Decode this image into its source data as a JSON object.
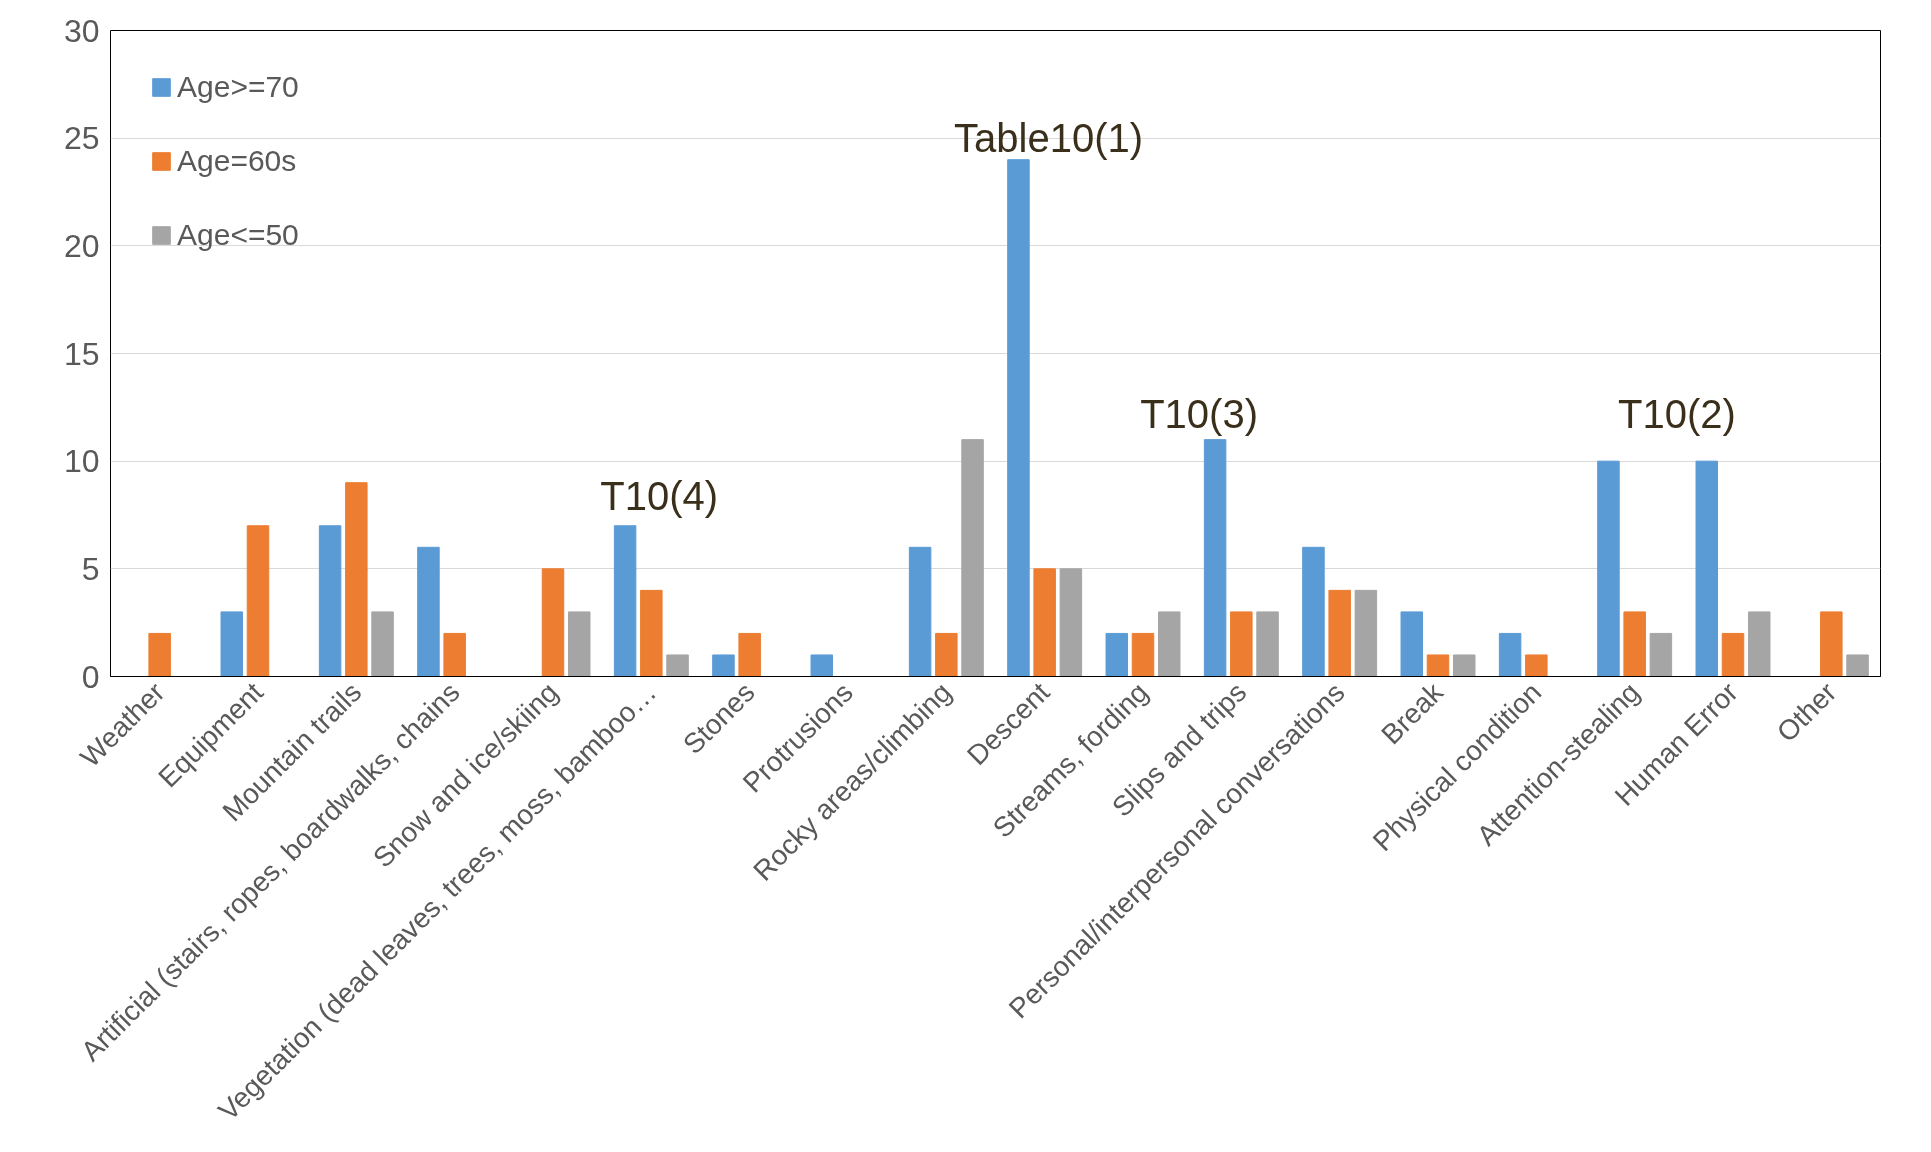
{
  "chart_data": {
    "type": "bar",
    "categories": [
      "Weather",
      "Equipment",
      "Mountain trails",
      "Artificial (stairs, ropes, boardwalks, chains",
      "Snow and ice/skiing",
      "Vegetation (dead leaves, trees, moss, bamboo…",
      "Stones",
      "Protrusions",
      "Rocky areas/climbing",
      "Descent",
      "Streams, fording",
      "Slips and trips",
      "Personal/interpersonal conversations",
      "Break",
      "Physical condition",
      "Attention-stealing",
      "Human Error",
      "Other"
    ],
    "series": [
      {
        "name": "Age>=70",
        "color": "#5b9bd5",
        "values": [
          0,
          3,
          7,
          6,
          0,
          7,
          1,
          1,
          6,
          24,
          2,
          11,
          6,
          3,
          2,
          10,
          10,
          0
        ]
      },
      {
        "name": "Age=60s",
        "color": "#ed7d31",
        "values": [
          2,
          7,
          9,
          2,
          5,
          4,
          2,
          0,
          2,
          5,
          2,
          3,
          4,
          1,
          1,
          3,
          2,
          3
        ]
      },
      {
        "name": "Age<=50",
        "color": "#a5a5a5",
        "values": [
          0,
          0,
          3,
          0,
          3,
          1,
          0,
          0,
          11,
          5,
          3,
          3,
          4,
          1,
          0,
          2,
          3,
          1
        ]
      }
    ],
    "ylim": [
      0,
      30
    ],
    "yticks": [
      0,
      5,
      10,
      15,
      20,
      25,
      30
    ],
    "grid": "y",
    "legend": "top left",
    "annotations": [
      "Table10(1)",
      "T10(4)",
      "T10(3)",
      "T10(2)"
    ]
  }
}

____________________

Collect every line with the string "color" from the records, and copy each.

        "color": "#5b9bd5",
        "color": "#ed7d31",
        "color": "#a5a5a5",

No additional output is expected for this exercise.